• _WHAT THIS TASK INVOLVES_
The entries below should be transcribed in their entirety, exactly as written.

--- begin ---

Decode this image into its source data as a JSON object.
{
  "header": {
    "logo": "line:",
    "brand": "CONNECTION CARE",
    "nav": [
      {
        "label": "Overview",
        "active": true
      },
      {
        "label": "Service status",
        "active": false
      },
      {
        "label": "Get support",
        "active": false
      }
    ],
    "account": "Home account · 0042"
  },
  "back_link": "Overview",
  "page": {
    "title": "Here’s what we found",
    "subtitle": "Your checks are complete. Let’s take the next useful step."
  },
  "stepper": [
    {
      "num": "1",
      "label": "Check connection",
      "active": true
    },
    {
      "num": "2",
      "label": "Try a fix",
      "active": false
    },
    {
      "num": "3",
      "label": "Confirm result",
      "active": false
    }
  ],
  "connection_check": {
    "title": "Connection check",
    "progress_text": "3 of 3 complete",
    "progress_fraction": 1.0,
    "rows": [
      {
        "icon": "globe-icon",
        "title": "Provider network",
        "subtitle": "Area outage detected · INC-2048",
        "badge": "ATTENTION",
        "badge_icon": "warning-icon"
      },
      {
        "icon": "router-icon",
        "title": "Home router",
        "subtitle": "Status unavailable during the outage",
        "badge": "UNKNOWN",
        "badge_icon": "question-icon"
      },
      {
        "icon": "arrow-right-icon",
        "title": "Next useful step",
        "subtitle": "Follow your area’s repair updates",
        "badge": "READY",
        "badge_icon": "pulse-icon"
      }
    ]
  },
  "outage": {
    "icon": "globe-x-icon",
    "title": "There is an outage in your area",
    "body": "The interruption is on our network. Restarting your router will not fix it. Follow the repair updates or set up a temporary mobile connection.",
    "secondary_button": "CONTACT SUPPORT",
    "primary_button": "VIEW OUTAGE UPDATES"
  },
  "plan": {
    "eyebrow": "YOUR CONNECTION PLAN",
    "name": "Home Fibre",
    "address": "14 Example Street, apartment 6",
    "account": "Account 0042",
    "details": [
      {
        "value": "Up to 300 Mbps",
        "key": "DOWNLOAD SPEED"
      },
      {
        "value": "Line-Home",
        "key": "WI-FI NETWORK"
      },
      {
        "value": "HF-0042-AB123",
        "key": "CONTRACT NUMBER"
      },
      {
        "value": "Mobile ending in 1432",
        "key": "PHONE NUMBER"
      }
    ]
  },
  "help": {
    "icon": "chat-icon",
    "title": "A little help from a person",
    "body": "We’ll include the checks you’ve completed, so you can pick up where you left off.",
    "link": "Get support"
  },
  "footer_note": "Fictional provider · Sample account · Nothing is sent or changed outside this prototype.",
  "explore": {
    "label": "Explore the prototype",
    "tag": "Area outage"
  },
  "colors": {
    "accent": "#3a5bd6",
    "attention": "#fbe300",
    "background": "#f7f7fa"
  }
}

--- end ---

• _TASK SOLUTION_
Decode this image into its source data as a JSON object.
{
  "header": {
    "logo": "line:",
    "brand": "CONNECTION CARE",
    "nav": [
      {
        "label": "Overview",
        "active": true
      },
      {
        "label": "Service status",
        "active": false
      },
      {
        "label": "Get support",
        "active": false
      }
    ],
    "account": "Home account · 0042"
  },
  "back_link": "Overview",
  "page": {
    "title": "Here’s what we found",
    "subtitle": "Your checks are complete. Let’s take the next useful step."
  },
  "stepper": [
    {
      "num": "1",
      "label": "Check connection",
      "active": true
    },
    {
      "num": "2",
      "label": "Try a fix",
      "active": false
    },
    {
      "num": "3",
      "label": "Confirm result",
      "active": false
    }
  ],
  "connection_check": {
    "title": "Connection check",
    "progress_text": "3 of 3 complete",
    "progress_fraction": 1.0,
    "rows": [
      {
        "icon": "globe-icon",
        "title": "Provider network",
        "subtitle": "Area outage detected · INC-2048",
        "badge": "ATTENTION",
        "badge_icon": "warning-icon"
      },
      {
        "icon": "router-icon",
        "title": "Home router",
        "subtitle": "Status unavailable during the outage",
        "badge": "UNKNOWN",
        "badge_icon": "question-icon"
      },
      {
        "icon": "arrow-right-icon",
        "title": "Next useful step",
        "subtitle": "Follow your area’s repair updates",
        "badge": "READY",
        "badge_icon": "pulse-icon"
      }
    ]
  },
  "outage": {
    "icon": "globe-x-icon",
    "title": "There is an outage in your area",
    "body": "The interruption is on our network. Restarting your router will not fix it. Follow the repair updates or set up a temporary mobile connection.",
    "secondary_button": "CONTACT SUPPORT",
    "primary_button": "VIEW OUTAGE UPDATES"
  },
  "plan": {
    "eyebrow": "YOUR CONNECTION PLAN",
    "name": "Home Fibre",
    "address": "14 Example Street, apartment 6",
    "account": "Account 0042",
    "details": [
      {
        "value": "Up to 300 Mbps",
        "key": "DOWNLOAD SPEED"
      },
      {
        "value": "Line-Home",
        "key": "WI-FI NETWORK"
      },
      {
        "value": "HF-0042-AB123",
        "key": "CONTRACT NUMBER"
      },
      {
        "value": "Mobile ending in 1432",
        "key": "PHONE NUMBER"
      }
    ]
  },
  "help": {
    "icon": "chat-icon",
    "title": "A little help from a person",
    "body": "We’ll include the checks you’ve completed, so you can pick up where you left off.",
    "link": "Get support"
  },
  "footer_note": "Fictional provider · Sample account · Nothing is sent or changed outside this prototype.",
  "explore": {
    "label": "Explore the prototype",
    "tag": "Area outage"
  },
  "colors": {
    "accent": "#3a5bd6",
    "attention": "#fbe300",
    "background": "#f7f7fa"
  }
}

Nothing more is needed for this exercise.